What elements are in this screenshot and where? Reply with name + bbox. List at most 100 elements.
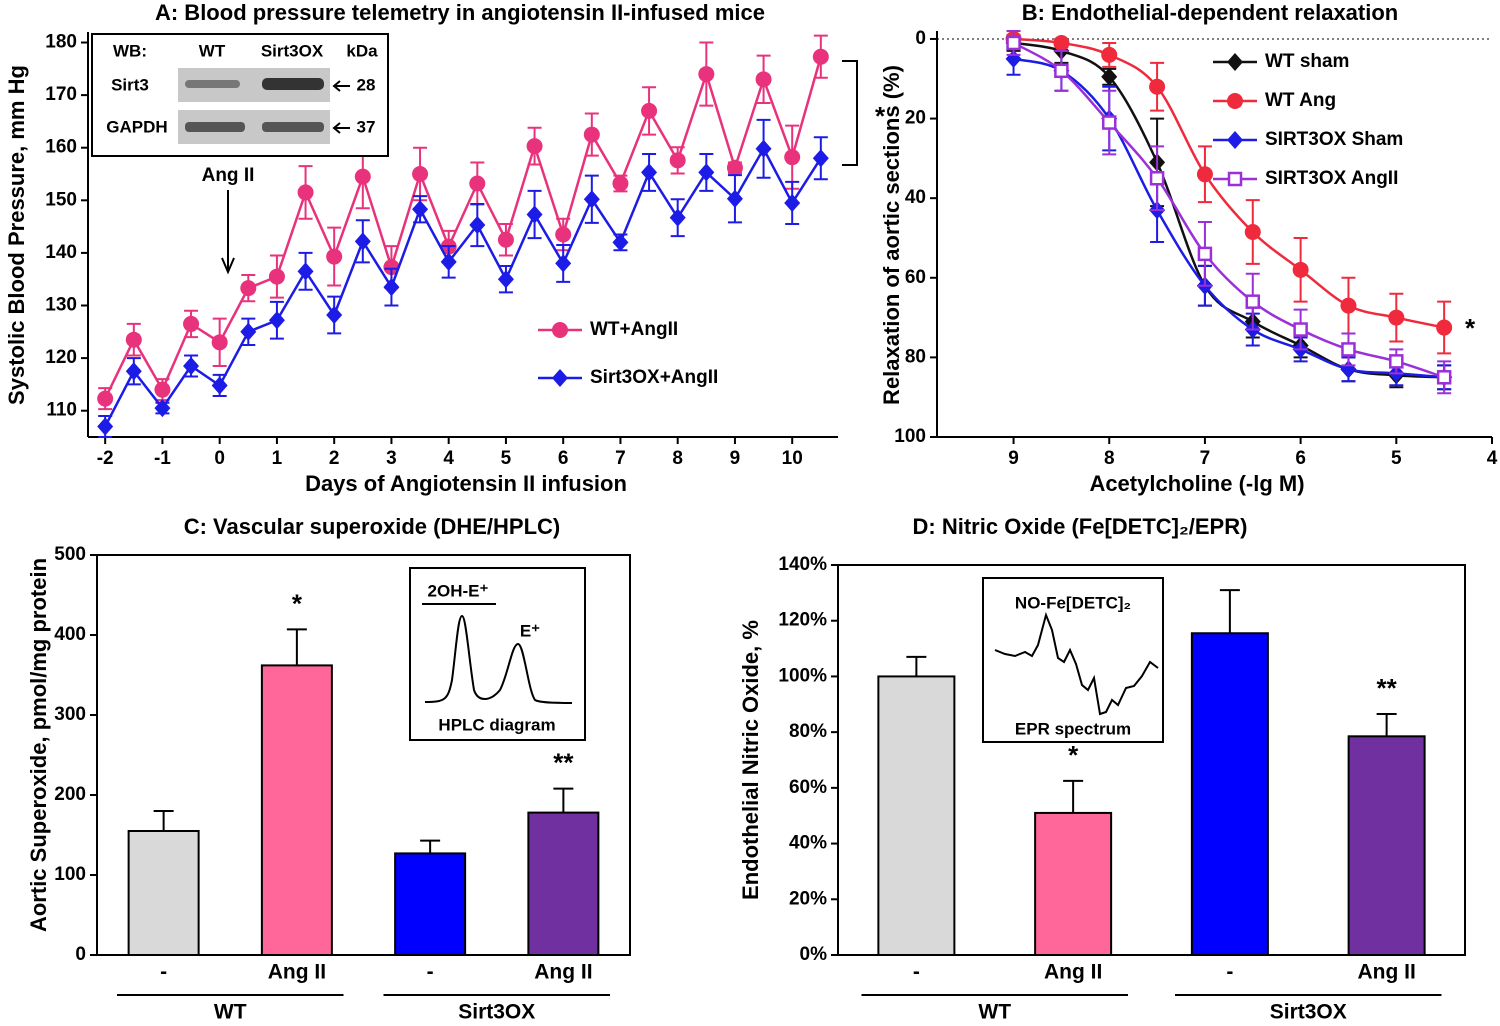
inset-curve (994, 611, 1159, 716)
plot-frame (837, 564, 1466, 956)
point (669, 208, 686, 227)
point (1053, 34, 1070, 51)
y-tick-label: 500 (54, 544, 86, 565)
bar (527, 811, 600, 956)
legend-label: WT+AngII (590, 319, 678, 340)
y-tick-label: 120% (778, 610, 827, 631)
inset-text: Sirt3 (111, 75, 149, 94)
y-tick-label: 110 (46, 400, 77, 421)
point (1196, 166, 1213, 183)
point (240, 280, 257, 297)
point (612, 233, 629, 252)
line (1012, 41, 1445, 379)
point (1341, 342, 1356, 357)
point (497, 231, 514, 248)
bar (1347, 735, 1426, 956)
point (154, 381, 171, 398)
bar (1034, 811, 1113, 957)
point (469, 175, 486, 192)
point (383, 259, 400, 276)
point (726, 159, 743, 176)
point (784, 193, 801, 212)
point (354, 232, 371, 251)
point (1340, 297, 1357, 314)
y-tick-label: 150 (45, 189, 77, 210)
x-tick-label: 7 (1200, 448, 1211, 469)
chart-title: C: Vascular superoxide (DHE/HPLC) (184, 514, 561, 539)
point (526, 205, 543, 224)
point (1101, 46, 1118, 63)
point (583, 126, 600, 143)
group-label: Sirt3OX (1270, 1001, 1347, 1024)
x-tick-label: - (160, 961, 167, 984)
legend-marker (552, 322, 568, 338)
point (555, 226, 572, 243)
blot-band (185, 80, 240, 88)
annotation: Ang II (202, 165, 255, 186)
x-tick-label: 4 (1487, 448, 1498, 469)
x-tick-label: - (1226, 961, 1233, 984)
y-tick-label: 400 (54, 624, 86, 645)
point (1388, 309, 1405, 326)
x-axis-title: Acetylcholine (-lg M) (1089, 471, 1304, 496)
y-tick-label: 180 (45, 32, 77, 53)
blot-band (262, 122, 324, 132)
y-tick-label: 40% (789, 833, 827, 854)
error-bar (420, 839, 441, 854)
point (669, 152, 686, 169)
y-tick-label: 170 (45, 84, 77, 105)
y-tick-label: 200 (54, 784, 86, 805)
point (125, 362, 142, 381)
point (1149, 171, 1165, 186)
significance: * (1465, 313, 1476, 343)
point (354, 168, 371, 185)
y-tick-label: 20% (789, 888, 827, 909)
significance: * (875, 101, 886, 131)
point (1149, 78, 1166, 95)
y-tick-label: 20 (905, 108, 926, 129)
bar (877, 675, 956, 957)
point (326, 305, 343, 324)
y-tick-label: 0 (915, 28, 926, 49)
legend-label: SIRT3OX AngII (1265, 168, 1398, 189)
point (812, 149, 829, 168)
x-tick-label: 1 (272, 448, 283, 469)
x-tick-label: 0 (214, 448, 225, 469)
point (1054, 63, 1069, 79)
line (1013, 57, 1445, 379)
y-tick-label: 60% (789, 777, 827, 798)
point (440, 252, 457, 271)
y-tick-label: 80 (905, 346, 926, 367)
point (784, 149, 801, 166)
point (154, 399, 171, 418)
point (1436, 319, 1453, 336)
line (104, 146, 822, 428)
inset-text: NO-Fe[DETC]₂ (1015, 593, 1131, 612)
plot-frame (96, 554, 631, 956)
y-tick-label: 0 (75, 944, 86, 965)
inset-text: E⁺ (520, 621, 540, 640)
point (1006, 35, 1021, 51)
x-tick-label: -2 (97, 448, 114, 469)
significance: ** (1377, 673, 1398, 703)
y-tick-label: 140% (778, 554, 827, 575)
point (469, 216, 486, 235)
y-tick-label: 0% (800, 944, 828, 965)
x-tick-label: 6 (558, 448, 569, 469)
legend-marker (1227, 53, 1243, 71)
inset-text: EPR spectrum (1015, 719, 1131, 738)
x-tick-label: 7 (615, 448, 626, 469)
y-axis-title: Systolic Blood Pressure, mm Hg (4, 65, 29, 405)
group-label: WT (978, 1001, 1011, 1024)
point (211, 376, 228, 395)
inset-frame (409, 567, 586, 741)
point (812, 48, 829, 65)
x-tick-label: - (913, 961, 920, 984)
x-tick-label: 10 (782, 448, 803, 469)
point (1436, 370, 1452, 385)
group-label: Sirt3OX (458, 1001, 535, 1024)
x-tick-label: 6 (1295, 448, 1306, 469)
x-tick-label: Ang II (1044, 961, 1102, 984)
bar (260, 664, 333, 957)
y-tick-label: 160 (45, 137, 77, 158)
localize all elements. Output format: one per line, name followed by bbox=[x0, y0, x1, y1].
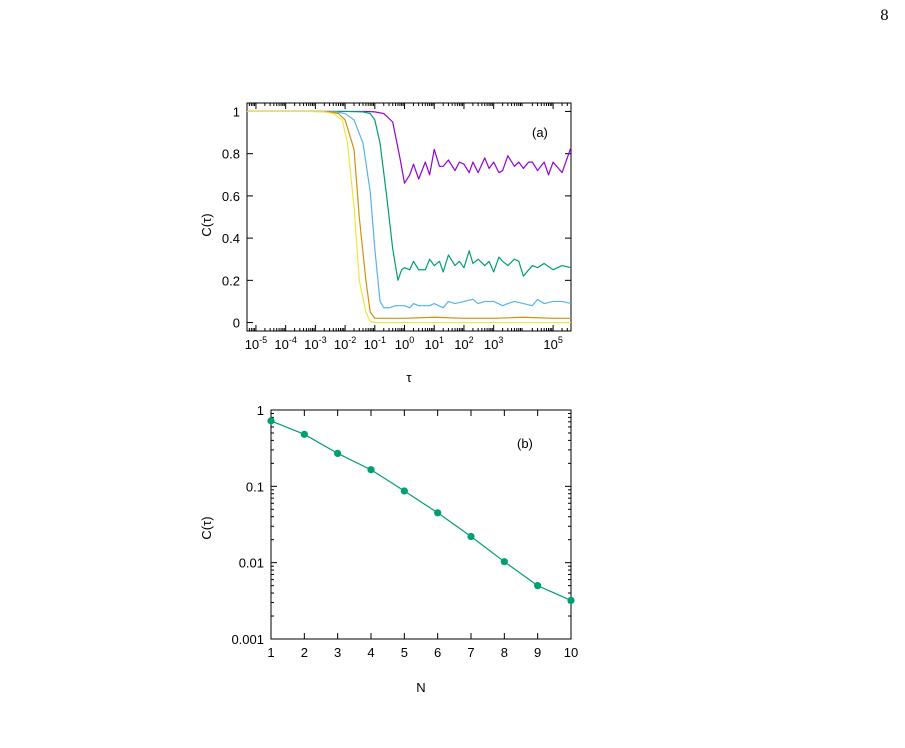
panel-label-a: (a) bbox=[532, 125, 548, 140]
x-tick-label: 10-2 bbox=[334, 335, 356, 352]
y-tick-label: 0.1 bbox=[246, 479, 264, 494]
x-tick-label: 103 bbox=[484, 335, 503, 352]
panel-label-b: (b) bbox=[517, 436, 533, 451]
y-axis-title-a: C(τ) bbox=[199, 213, 214, 236]
series-line-b-0 bbox=[270, 420, 572, 601]
y-tick-label: 0.6 bbox=[222, 189, 240, 204]
panel-a: (a) C(τ) τ 10-5 10-4 10-3 10-2 10-1 100 101 102… bbox=[199, 102, 572, 385]
data-point bbox=[400, 487, 408, 495]
data-point bbox=[567, 596, 575, 605]
y-tick-label: 0.001 bbox=[231, 632, 264, 647]
x-tick-label: 8 bbox=[501, 645, 508, 660]
y-tick-label: 0 bbox=[233, 316, 240, 331]
y-tick-label: 0.4 bbox=[222, 231, 240, 246]
x-tick-label: 7 bbox=[467, 645, 474, 660]
y-tick-label: 1 bbox=[257, 403, 264, 418]
x-tick-label: 5 bbox=[401, 645, 408, 660]
x-tick-label: 1 bbox=[267, 645, 274, 660]
x-tick-label: 6 bbox=[434, 645, 441, 660]
x-tick-label: 10-5 bbox=[245, 335, 267, 352]
data-point bbox=[267, 417, 275, 425]
x-tick-label: 4 bbox=[367, 645, 374, 660]
x-tick-label: 9 bbox=[534, 645, 541, 660]
x-tick-label: 10-1 bbox=[364, 335, 386, 352]
x-tick-label: 102 bbox=[454, 335, 473, 352]
series-line-a-0 bbox=[247, 110, 572, 184]
y-tick-label: 0.2 bbox=[222, 273, 240, 288]
page-number: 8 bbox=[880, 8, 889, 24]
data-point bbox=[434, 509, 442, 517]
series-line-a-3 bbox=[247, 110, 571, 319]
y-tick-label: 0.01 bbox=[239, 556, 264, 571]
series-line-a-1 bbox=[247, 110, 572, 281]
panel-b: (b) C(τ) N 1 2 3 4 5 6 7 8 9 10 1 0.1 0.01 0.001 bbox=[199, 403, 578, 695]
series-line-a-2 bbox=[247, 110, 572, 309]
x-tick-label: 105 bbox=[543, 335, 562, 352]
plot-frame bbox=[270, 409, 572, 640]
x-tick-label: 100 bbox=[395, 335, 414, 352]
x-tick-label: 10-3 bbox=[304, 335, 326, 352]
series-line-a-4 bbox=[247, 110, 571, 324]
x-tick-label: 10-4 bbox=[274, 335, 296, 352]
x-axis-title-a: τ bbox=[406, 370, 412, 385]
plot-frame bbox=[246, 102, 572, 332]
data-point bbox=[500, 558, 508, 566]
y-axis-title-b: C(τ) bbox=[199, 516, 214, 539]
data-point bbox=[467, 532, 475, 541]
data-point bbox=[534, 582, 542, 590]
data-point bbox=[300, 430, 308, 438]
x-tick-label: 2 bbox=[301, 645, 308, 660]
y-tick-label: 0.8 bbox=[222, 147, 240, 162]
x-tick-label: 101 bbox=[425, 335, 444, 352]
x-axis-title-b: N bbox=[416, 680, 425, 695]
y-tick-label: 1 bbox=[233, 104, 240, 119]
data-point bbox=[367, 466, 375, 474]
x-tick-label: 10 bbox=[564, 645, 578, 660]
x-tick-label: 3 bbox=[334, 645, 341, 660]
data-point bbox=[334, 449, 342, 458]
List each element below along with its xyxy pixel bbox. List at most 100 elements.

------------------------

#### [EXERCISE DIRECTIONS]
Please reproduce, unchanged, the lines in the items above from the line with "panel-label-a: (a) bbox=[532, 125, 548, 140]" to the line with "data-point bbox=[400, 487, 408, 495]", including both of those lines.

#### [OUTPUT OF THE EXERCISE]
panel-label-a: (a) bbox=[532, 125, 548, 140]
x-tick-label: 10-2 bbox=[334, 335, 356, 352]
y-tick-label: 0.1 bbox=[246, 479, 264, 494]
x-tick-label: 103 bbox=[484, 335, 503, 352]
panel-label-b: (b) bbox=[517, 436, 533, 451]
y-axis-title-a: C(τ) bbox=[199, 213, 214, 236]
series-line-b-0 bbox=[270, 420, 572, 601]
y-tick-label: 0.6 bbox=[222, 189, 240, 204]
panel-a: (a) C(τ) τ 10-5 10-4 10-3 10-2 10-1 100 101 102… bbox=[199, 102, 572, 385]
data-point bbox=[400, 487, 408, 495]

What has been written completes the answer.